> Figure record listings
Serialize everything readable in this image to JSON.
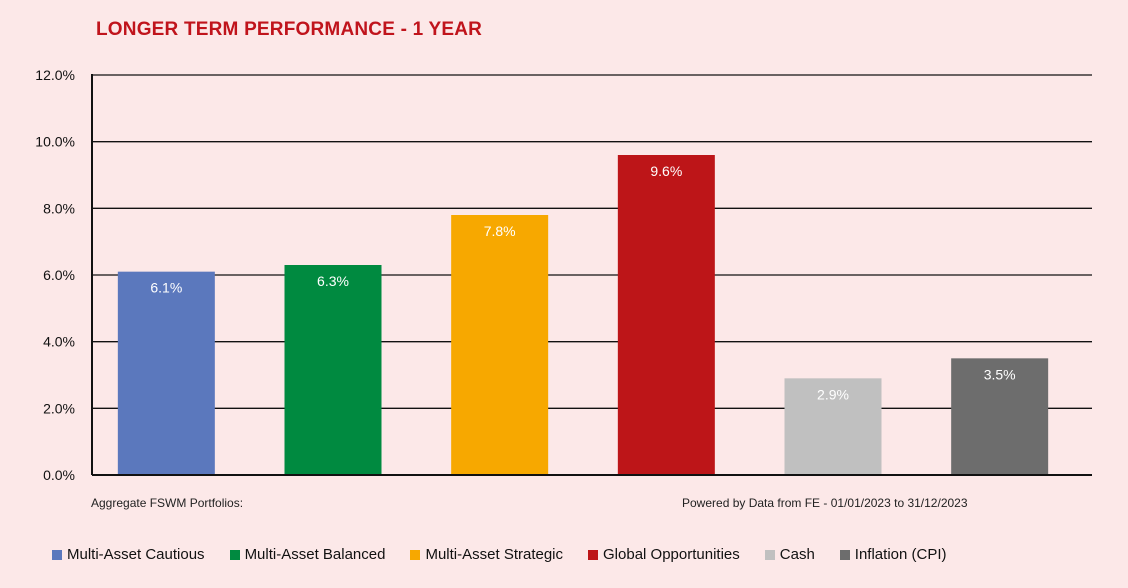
{
  "chart_data": {
    "type": "bar",
    "title": "LONGER TERM PERFORMANCE - 1 YEAR",
    "categories": [
      "Multi-Asset Cautious",
      "Multi-Asset Balanced",
      "Multi-Asset Strategic",
      "Global Opportunities",
      "Cash",
      "Inflation (CPI)"
    ],
    "values": [
      6.1,
      6.3,
      7.8,
      9.6,
      2.9,
      3.5
    ],
    "value_labels": [
      "6.1%",
      "6.3%",
      "7.8%",
      "9.6%",
      "2.9%",
      "3.5%"
    ],
    "colors": [
      "#5b78bd",
      "#008a40",
      "#f7a800",
      "#bd1518",
      "#c0c0c0",
      "#6d6d6d"
    ],
    "ylim": [
      0,
      12
    ],
    "yticks": [
      0,
      2,
      4,
      6,
      8,
      10,
      12
    ],
    "ytick_labels": [
      "0.0%",
      "2.0%",
      "4.0%",
      "6.0%",
      "8.0%",
      "10.0%",
      "12.0%"
    ],
    "grid": true,
    "legend_position": "bottom",
    "xlabel": "",
    "ylabel": ""
  },
  "footnotes": {
    "left": "Aggregate FSWM Portfolios:",
    "right": "Powered by Data from FE - 01/01/2023 to 31/12/2023"
  },
  "colors": {
    "background": "#fce8e8",
    "title": "#c0141c"
  }
}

> STATED PROBLEM
Tell how many lines hold the string "Asset", giving the number and nothing else.

> RESULT
3